▶ _Aim_: Lines holding the string "kind" are the ones to copy from this listing.

# # # # #

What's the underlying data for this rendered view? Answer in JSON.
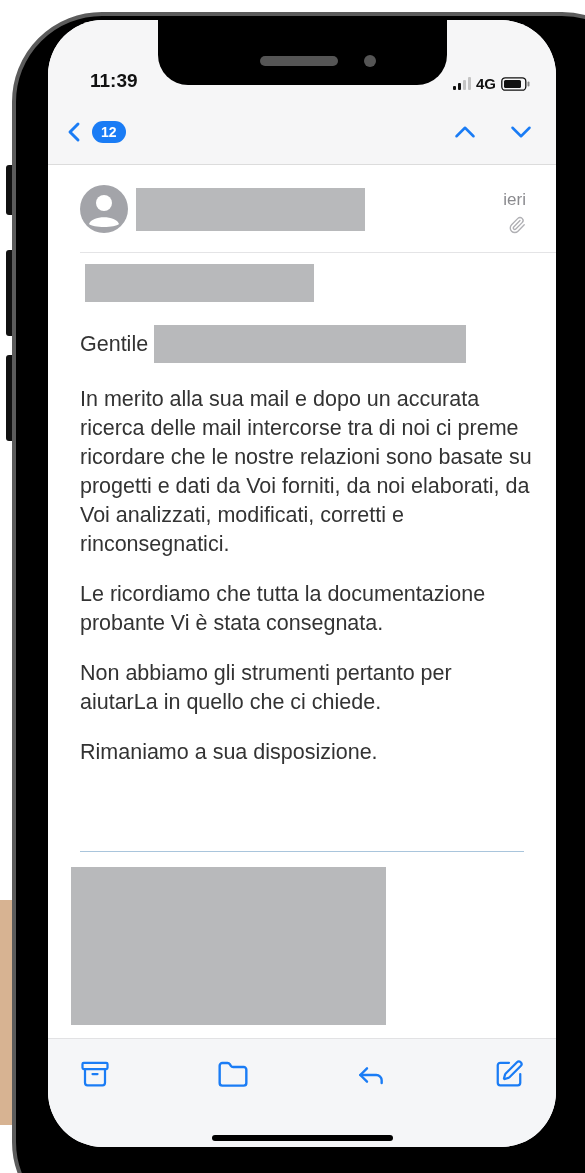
{
  "status_bar": {
    "time": "11:39",
    "network": "4G"
  },
  "nav_bar": {
    "unread_count": "12"
  },
  "message": {
    "sender": {
      "redacted": true
    },
    "date": "ieri",
    "has_attachment": true,
    "subject": {
      "redacted": true
    },
    "greeting": {
      "text": "Gentile",
      "redacted": true
    },
    "paragraphs": [
      "In merito alla sua mail e dopo un accurata ricerca delle mail intercorse tra di noi ci preme ricordare che le nostre relazioni sono basate su progetti e dati da Voi forniti, da noi elaborati, da Voi analizzati, modificati, corretti e rinconsegnatici.",
      "Le ricordiamo che tutta la documentazione probante Vi è stata consegnata.",
      "Non abbiamo gli strumenti pertanto per aiutarLa in quello che ci chiede.",
      "Rimaniamo a sua disposizione."
    ],
    "signature": {
      "redacted": true
    }
  },
  "toolbar": [
    {
      "kind": "archive"
    },
    {
      "kind": "folder"
    },
    {
      "kind": "reply"
    },
    {
      "kind": "compose"
    }
  ]
}
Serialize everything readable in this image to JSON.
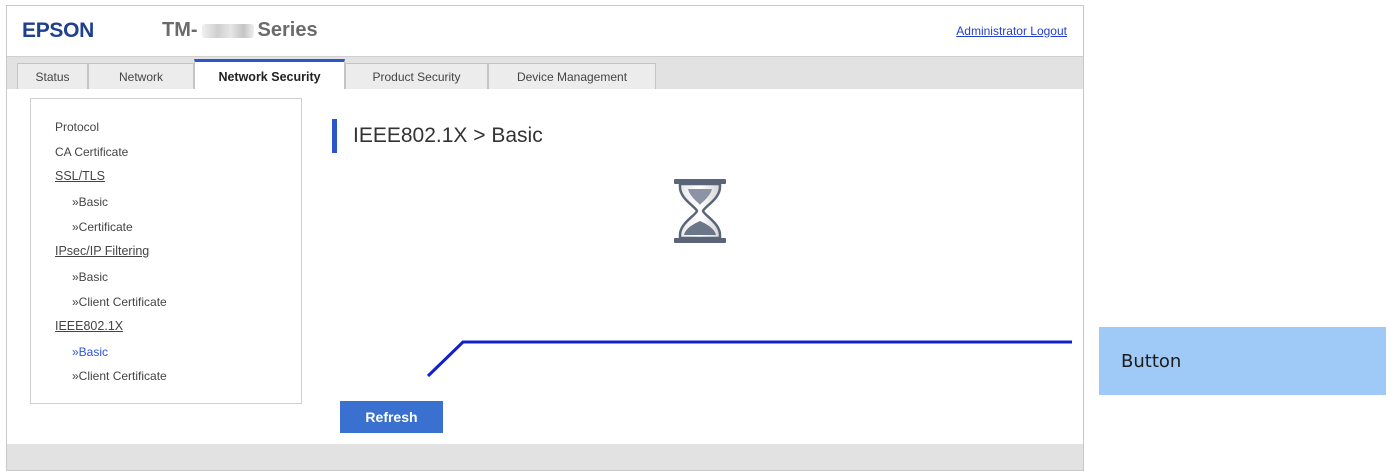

# # # # #

▶ _Problem solution_:
      "kind": "archive"
      "kind": "folder"
      "kind": "reply"
      "kind": "compose"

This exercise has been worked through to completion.